Which lines in the records below contain the word "icon"? Copy each one out.

[Stored data entries]
======
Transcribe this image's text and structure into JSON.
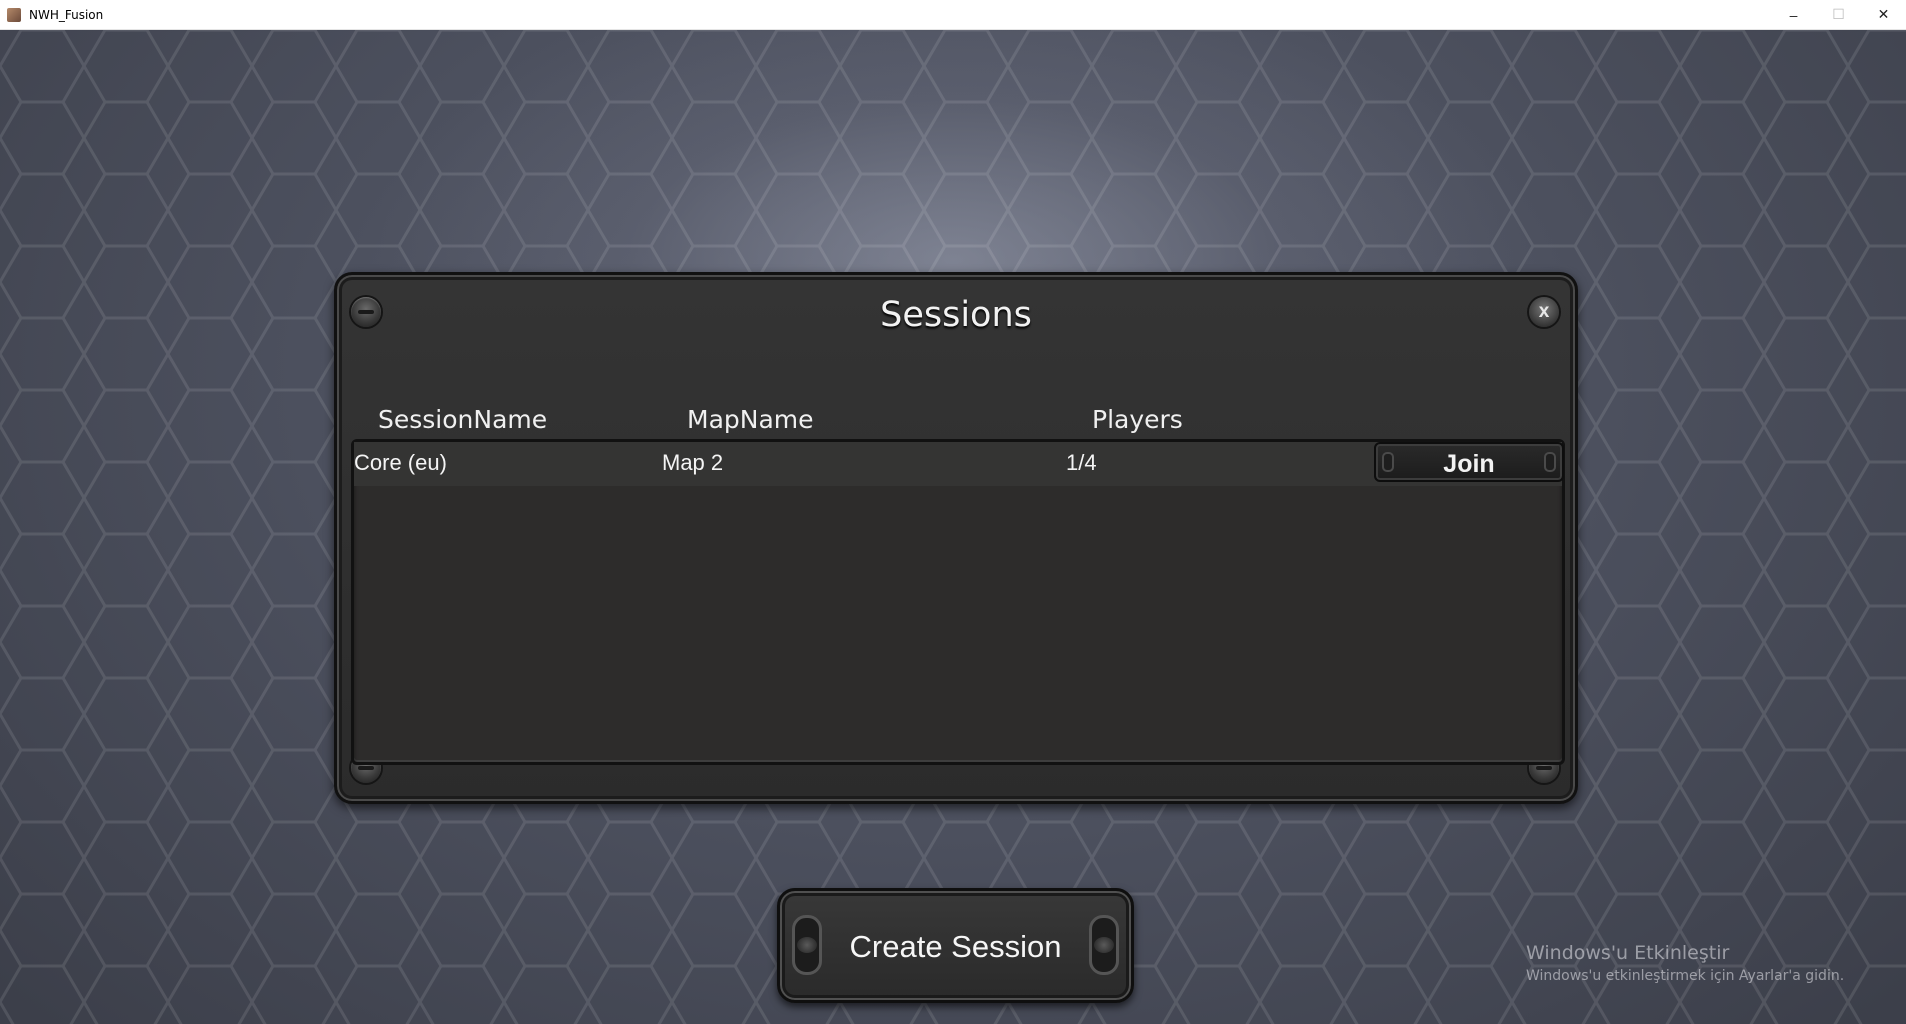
{
  "window": {
    "title": "NWH_Fusion",
    "controls": [
      "minimize-icon",
      "maximize-icon",
      "close-icon"
    ],
    "minimize_glyph": "–",
    "maximize_glyph": "☐",
    "close_glyph": "✕"
  },
  "panel": {
    "title": "Sessions",
    "close_glyph": "x",
    "columns": {
      "session_name": "SessionName",
      "map_name": "MapName",
      "players": "Players"
    },
    "rows": [
      {
        "session_name": "Core (eu)",
        "map_name": "Map 2",
        "players": "1/4",
        "join_label": "Join"
      }
    ]
  },
  "create_button": {
    "label": "Create Session"
  },
  "watermark": {
    "title": "Windows'u Etkinleştir",
    "subtitle": "Windows'u etkinleştirmek için Ayarlar'a gidin."
  },
  "colors": {
    "background": "#4a4e5c",
    "panel": "#2f2f2f",
    "text": "#f2f2f2"
  }
}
======
### [Final answer]
      "minimize-icon",
      "maximize-icon",
      "close-icon"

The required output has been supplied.